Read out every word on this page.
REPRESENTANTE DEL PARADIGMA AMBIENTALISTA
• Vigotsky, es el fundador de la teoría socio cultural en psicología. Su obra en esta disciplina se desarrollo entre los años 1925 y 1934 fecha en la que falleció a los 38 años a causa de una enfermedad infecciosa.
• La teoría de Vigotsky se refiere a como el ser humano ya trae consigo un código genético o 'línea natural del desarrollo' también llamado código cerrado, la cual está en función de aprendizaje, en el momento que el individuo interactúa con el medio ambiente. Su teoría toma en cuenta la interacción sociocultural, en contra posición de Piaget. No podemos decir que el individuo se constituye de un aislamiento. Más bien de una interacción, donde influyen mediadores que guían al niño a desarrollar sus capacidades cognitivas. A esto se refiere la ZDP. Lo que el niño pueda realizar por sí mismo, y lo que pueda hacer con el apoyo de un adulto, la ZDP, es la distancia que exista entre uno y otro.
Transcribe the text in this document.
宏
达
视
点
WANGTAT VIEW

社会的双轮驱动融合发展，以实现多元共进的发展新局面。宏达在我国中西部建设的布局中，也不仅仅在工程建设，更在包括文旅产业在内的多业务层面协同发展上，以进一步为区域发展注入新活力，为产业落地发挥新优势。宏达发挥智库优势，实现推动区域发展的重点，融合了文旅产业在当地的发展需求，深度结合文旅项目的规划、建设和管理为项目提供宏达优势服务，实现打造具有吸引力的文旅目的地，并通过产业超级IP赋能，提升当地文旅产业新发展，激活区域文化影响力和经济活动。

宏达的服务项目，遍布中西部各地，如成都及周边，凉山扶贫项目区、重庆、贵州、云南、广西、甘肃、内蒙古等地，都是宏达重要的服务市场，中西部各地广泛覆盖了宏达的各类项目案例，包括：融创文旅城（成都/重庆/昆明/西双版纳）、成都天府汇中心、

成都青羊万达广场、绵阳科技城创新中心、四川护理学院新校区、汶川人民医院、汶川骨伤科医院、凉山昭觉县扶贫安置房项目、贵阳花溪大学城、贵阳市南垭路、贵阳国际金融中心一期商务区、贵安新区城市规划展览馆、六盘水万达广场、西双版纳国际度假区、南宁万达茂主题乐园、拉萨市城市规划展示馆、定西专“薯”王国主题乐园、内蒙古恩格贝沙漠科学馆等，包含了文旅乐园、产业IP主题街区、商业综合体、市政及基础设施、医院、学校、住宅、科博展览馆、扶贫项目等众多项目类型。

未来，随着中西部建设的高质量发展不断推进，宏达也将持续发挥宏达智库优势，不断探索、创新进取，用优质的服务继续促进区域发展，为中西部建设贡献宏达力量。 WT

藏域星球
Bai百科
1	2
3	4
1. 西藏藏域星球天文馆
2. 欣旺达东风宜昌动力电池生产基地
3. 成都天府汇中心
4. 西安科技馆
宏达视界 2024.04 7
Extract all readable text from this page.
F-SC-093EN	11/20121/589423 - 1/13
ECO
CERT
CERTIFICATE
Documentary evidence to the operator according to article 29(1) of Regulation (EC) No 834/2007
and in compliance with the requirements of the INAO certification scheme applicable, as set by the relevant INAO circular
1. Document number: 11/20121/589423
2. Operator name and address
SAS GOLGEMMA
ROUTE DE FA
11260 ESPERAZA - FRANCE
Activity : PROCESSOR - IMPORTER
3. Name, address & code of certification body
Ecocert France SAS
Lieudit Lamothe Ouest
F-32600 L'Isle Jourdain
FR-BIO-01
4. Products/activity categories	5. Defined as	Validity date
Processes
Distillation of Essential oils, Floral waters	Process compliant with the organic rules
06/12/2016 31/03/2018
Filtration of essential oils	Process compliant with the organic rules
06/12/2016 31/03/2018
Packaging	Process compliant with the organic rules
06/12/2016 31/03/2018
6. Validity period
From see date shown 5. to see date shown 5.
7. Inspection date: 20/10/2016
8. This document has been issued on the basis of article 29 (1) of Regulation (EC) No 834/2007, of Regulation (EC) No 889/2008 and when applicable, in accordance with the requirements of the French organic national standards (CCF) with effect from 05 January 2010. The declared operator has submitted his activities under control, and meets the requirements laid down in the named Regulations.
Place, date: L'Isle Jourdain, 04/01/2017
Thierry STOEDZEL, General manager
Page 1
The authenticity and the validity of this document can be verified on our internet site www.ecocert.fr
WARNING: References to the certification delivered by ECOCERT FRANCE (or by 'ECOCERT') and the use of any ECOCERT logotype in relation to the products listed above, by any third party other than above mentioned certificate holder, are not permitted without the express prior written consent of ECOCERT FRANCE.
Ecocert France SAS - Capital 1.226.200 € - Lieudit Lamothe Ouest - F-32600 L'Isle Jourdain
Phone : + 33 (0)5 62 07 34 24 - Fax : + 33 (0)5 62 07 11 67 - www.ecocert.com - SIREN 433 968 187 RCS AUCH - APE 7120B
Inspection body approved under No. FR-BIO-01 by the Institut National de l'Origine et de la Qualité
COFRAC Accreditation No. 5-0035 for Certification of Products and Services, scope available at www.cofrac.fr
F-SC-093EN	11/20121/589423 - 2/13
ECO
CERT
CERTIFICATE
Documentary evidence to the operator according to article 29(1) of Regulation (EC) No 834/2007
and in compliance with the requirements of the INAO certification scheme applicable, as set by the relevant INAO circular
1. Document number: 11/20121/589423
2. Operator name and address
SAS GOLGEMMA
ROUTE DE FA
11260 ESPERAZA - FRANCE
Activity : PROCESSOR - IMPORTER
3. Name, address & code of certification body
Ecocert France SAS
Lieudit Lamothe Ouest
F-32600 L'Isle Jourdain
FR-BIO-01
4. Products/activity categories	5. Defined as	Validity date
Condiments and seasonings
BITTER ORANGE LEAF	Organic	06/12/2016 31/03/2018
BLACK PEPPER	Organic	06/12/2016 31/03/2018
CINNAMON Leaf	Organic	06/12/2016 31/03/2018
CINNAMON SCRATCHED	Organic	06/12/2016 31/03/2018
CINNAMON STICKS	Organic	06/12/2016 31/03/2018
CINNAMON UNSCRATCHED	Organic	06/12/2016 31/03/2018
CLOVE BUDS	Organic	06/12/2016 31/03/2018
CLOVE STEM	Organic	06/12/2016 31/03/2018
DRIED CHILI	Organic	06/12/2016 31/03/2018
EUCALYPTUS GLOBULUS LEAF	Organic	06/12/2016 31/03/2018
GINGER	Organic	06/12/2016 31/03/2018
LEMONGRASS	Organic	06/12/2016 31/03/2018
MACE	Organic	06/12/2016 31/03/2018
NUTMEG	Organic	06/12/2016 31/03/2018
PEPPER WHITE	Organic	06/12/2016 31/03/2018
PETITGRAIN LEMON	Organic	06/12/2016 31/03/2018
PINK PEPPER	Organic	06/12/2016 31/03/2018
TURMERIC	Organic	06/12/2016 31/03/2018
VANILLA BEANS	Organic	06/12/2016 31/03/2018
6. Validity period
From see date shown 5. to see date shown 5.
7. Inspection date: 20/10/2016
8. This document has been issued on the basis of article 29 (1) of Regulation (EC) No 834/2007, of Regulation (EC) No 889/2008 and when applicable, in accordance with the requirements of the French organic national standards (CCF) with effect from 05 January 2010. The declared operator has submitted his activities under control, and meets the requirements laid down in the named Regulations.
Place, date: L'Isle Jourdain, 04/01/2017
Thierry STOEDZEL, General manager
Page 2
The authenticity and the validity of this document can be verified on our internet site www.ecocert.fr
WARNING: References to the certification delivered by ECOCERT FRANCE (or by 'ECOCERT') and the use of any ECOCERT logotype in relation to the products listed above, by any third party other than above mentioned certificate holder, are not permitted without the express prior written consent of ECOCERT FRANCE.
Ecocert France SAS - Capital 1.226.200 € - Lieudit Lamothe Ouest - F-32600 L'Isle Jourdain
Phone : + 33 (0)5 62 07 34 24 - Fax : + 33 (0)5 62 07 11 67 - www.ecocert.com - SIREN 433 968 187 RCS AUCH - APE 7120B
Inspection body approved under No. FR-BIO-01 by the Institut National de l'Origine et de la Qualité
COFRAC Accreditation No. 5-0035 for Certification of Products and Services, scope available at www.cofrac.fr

════

## Work to be completed
Gather up, from the records above, each line where the word "teoría" appears.

## Completed task
• Vigotsky, es el fundador de la teoría socio cultural en psicología. Su obra en esta disciplina se desarrollo entre los años 1925 y 1934 fecha en la que falleció a los 38 años a causa de una enfermedad infecciosa.
• La teoría de Vigotsky se refiere a como el ser humano ya trae consigo un código genético o 'línea natural del desarrollo' también llamado código cerrado, la cual está en función de aprendizaje, en el momento que el individuo interactúa con el medio ambiente. Su teoría toma en cuenta la interacción sociocultural, en contra posición de Piaget. No podemos decir que el individuo se constituye de un aislamiento. Más bien de una interacción, donde influyen mediadores que guían al niño a desarrollar sus capacidades cognitivas. A esto se refiere la ZDP. Lo que el niño pueda realizar por sí mismo, y lo que pueda hacer con el apoyo de un adulto, la ZDP, es la distancia que exista entre uno y otro.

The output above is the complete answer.